_Given task_: Scan the data for lines with "into" and report the count by itself.

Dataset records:
━━━━

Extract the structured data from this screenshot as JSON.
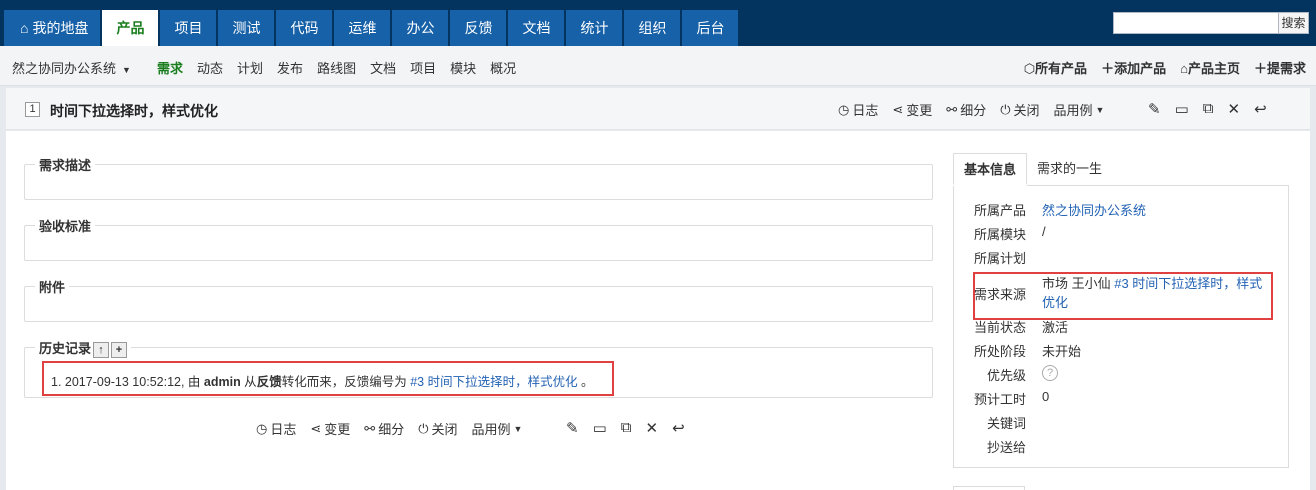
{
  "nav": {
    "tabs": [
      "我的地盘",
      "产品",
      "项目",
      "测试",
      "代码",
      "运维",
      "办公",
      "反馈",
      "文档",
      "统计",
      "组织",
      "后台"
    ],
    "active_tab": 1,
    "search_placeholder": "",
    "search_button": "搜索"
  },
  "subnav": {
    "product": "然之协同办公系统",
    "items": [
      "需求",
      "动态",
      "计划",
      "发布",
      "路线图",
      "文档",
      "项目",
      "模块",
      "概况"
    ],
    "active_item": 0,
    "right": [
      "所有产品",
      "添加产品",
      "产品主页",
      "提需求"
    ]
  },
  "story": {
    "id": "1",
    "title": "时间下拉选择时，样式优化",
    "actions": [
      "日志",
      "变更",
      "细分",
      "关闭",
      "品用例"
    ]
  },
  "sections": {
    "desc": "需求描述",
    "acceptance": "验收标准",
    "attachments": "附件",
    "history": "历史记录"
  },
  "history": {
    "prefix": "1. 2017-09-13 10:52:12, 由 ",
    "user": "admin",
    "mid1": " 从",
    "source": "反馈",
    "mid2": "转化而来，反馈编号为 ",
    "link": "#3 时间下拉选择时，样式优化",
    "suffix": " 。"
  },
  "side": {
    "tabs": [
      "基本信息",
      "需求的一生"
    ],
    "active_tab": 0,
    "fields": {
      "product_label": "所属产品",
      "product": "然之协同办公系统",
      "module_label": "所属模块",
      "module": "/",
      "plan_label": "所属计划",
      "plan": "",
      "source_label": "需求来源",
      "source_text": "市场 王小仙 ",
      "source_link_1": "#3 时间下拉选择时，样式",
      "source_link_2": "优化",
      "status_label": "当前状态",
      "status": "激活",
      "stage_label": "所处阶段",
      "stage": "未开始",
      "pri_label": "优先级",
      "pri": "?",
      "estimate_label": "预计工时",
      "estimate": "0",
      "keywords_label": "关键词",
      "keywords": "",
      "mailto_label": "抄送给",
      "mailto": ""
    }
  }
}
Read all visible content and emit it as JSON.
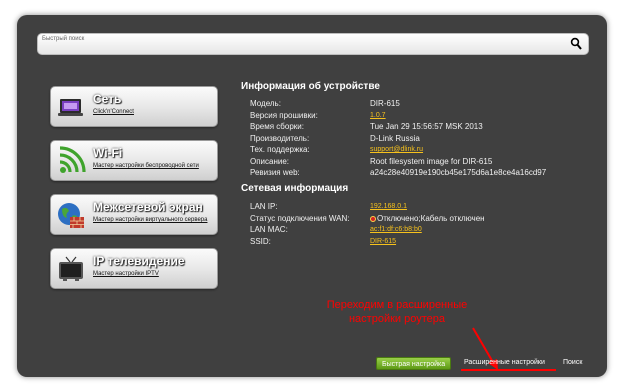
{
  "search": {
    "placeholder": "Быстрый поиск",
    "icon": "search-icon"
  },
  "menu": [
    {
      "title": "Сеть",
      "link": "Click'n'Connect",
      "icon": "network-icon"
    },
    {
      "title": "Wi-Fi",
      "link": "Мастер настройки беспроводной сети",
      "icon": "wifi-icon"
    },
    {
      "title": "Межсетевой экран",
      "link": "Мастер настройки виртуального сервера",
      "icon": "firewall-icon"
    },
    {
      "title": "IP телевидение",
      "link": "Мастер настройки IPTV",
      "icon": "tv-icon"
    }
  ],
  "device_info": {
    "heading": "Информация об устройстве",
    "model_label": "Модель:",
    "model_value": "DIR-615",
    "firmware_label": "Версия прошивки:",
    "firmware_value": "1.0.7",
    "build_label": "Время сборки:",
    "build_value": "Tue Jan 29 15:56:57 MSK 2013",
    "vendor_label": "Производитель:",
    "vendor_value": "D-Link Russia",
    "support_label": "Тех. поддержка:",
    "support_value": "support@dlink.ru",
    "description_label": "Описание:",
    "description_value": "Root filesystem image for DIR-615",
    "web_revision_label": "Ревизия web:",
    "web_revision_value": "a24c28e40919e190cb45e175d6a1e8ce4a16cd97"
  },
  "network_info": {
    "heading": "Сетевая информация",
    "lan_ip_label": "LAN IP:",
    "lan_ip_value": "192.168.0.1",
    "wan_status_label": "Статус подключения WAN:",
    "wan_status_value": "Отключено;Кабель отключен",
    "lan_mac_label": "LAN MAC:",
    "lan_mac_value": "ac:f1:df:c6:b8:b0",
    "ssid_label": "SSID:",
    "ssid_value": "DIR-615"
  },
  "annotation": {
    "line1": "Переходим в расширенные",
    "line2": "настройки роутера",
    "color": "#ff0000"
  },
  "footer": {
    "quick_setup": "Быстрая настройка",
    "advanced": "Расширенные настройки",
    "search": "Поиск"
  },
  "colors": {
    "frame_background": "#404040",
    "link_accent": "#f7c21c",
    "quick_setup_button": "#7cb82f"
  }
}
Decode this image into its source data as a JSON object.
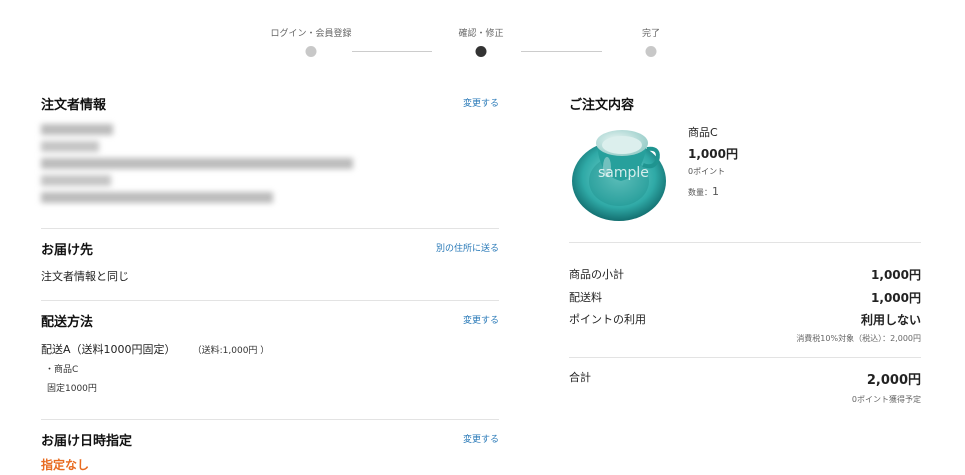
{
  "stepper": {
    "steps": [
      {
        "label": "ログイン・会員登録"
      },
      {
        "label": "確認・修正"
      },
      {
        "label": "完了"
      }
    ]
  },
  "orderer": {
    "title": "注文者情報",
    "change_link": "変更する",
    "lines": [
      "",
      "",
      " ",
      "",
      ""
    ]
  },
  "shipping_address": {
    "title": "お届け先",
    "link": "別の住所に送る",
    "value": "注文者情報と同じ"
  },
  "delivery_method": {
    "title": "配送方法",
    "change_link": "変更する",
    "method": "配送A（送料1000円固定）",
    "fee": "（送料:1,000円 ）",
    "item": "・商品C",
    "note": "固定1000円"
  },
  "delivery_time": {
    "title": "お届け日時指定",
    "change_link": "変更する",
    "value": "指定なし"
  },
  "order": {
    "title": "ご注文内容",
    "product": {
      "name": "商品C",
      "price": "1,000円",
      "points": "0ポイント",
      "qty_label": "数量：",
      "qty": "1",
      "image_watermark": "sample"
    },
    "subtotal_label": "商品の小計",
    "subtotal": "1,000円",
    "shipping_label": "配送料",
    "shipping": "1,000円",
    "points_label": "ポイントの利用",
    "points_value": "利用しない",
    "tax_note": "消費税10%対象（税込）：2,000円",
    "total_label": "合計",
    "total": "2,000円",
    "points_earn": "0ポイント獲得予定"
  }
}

━━━━

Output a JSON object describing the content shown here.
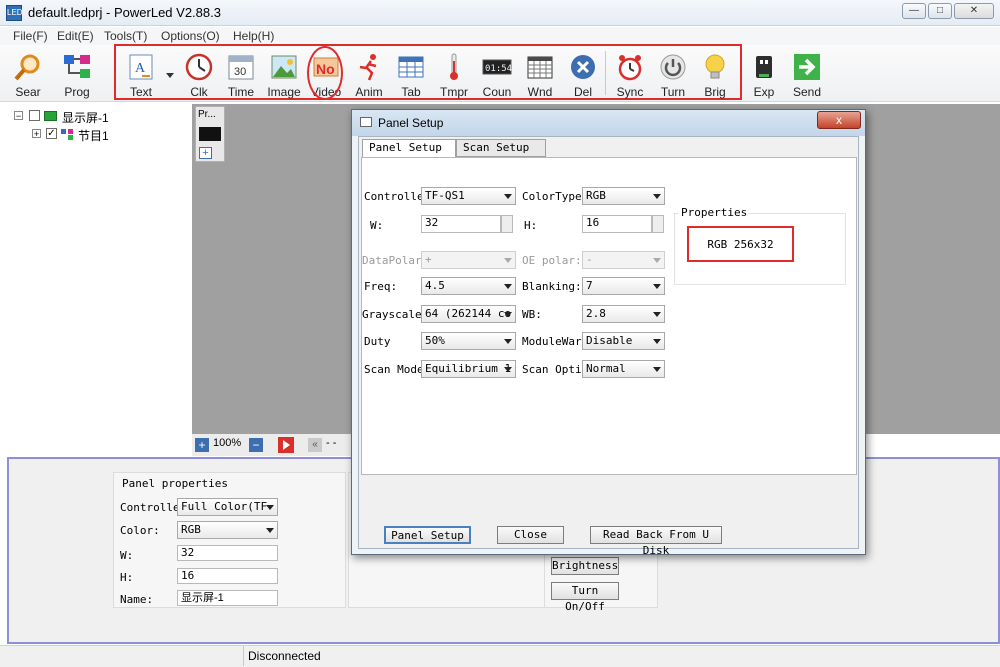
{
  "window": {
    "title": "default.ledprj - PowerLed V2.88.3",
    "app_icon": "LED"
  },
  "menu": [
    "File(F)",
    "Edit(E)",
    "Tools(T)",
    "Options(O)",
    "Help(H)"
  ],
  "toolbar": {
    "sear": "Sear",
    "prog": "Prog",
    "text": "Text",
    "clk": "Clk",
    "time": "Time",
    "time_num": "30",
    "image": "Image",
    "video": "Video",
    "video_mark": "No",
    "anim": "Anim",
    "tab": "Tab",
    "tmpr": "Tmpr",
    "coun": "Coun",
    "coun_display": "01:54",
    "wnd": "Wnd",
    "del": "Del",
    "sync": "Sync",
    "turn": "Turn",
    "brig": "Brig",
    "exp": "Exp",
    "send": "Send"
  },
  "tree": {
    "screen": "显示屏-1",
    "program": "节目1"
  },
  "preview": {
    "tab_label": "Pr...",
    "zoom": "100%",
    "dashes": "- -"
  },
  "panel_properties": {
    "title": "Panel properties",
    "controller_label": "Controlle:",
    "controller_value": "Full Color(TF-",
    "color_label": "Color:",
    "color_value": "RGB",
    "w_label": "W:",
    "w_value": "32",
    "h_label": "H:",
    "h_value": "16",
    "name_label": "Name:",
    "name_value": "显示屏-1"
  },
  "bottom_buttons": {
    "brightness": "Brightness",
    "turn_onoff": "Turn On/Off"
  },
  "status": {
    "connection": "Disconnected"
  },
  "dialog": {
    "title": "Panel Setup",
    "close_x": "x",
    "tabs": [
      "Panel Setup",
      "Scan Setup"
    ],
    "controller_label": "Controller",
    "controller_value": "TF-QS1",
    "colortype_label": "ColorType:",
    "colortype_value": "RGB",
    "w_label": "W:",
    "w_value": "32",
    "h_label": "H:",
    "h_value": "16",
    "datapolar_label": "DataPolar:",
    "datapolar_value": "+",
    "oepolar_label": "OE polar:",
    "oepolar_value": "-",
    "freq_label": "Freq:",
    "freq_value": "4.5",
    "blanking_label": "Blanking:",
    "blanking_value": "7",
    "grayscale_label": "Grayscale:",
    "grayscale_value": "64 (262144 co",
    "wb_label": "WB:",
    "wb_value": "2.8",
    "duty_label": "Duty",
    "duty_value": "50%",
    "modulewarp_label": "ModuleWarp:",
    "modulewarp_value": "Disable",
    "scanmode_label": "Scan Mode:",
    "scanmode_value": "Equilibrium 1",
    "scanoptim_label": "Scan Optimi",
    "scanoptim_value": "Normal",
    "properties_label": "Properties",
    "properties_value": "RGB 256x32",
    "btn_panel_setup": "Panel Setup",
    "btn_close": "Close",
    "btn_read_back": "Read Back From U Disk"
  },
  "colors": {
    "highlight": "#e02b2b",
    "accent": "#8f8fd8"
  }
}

━━━━

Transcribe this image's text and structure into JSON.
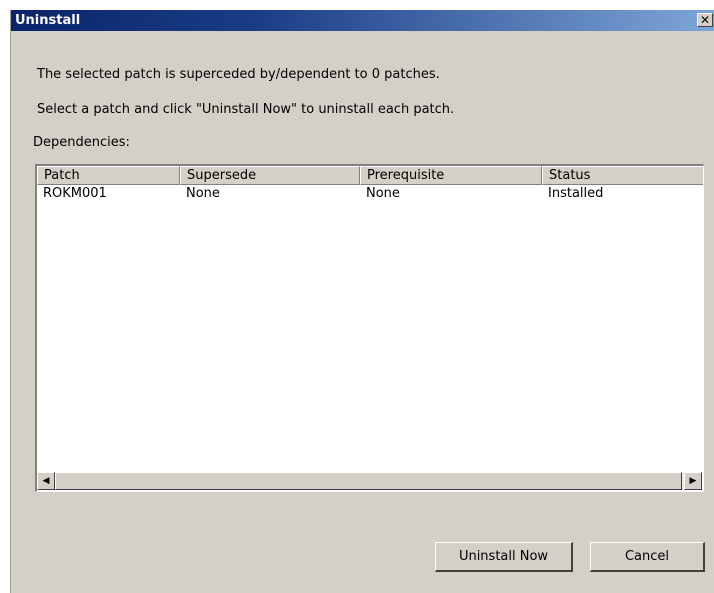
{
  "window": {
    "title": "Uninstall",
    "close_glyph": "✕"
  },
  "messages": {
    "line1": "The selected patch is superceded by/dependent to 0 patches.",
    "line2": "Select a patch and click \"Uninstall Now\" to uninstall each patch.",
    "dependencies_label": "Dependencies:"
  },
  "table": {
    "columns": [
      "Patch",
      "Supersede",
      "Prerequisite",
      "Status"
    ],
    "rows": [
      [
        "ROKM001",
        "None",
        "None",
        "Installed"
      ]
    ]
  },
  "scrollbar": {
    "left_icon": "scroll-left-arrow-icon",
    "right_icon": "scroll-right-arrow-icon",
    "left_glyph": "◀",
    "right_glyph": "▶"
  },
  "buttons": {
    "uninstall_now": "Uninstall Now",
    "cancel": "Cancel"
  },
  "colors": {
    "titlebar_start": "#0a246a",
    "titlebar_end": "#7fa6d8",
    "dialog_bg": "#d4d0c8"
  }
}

━━━━

_Exercise output_: 2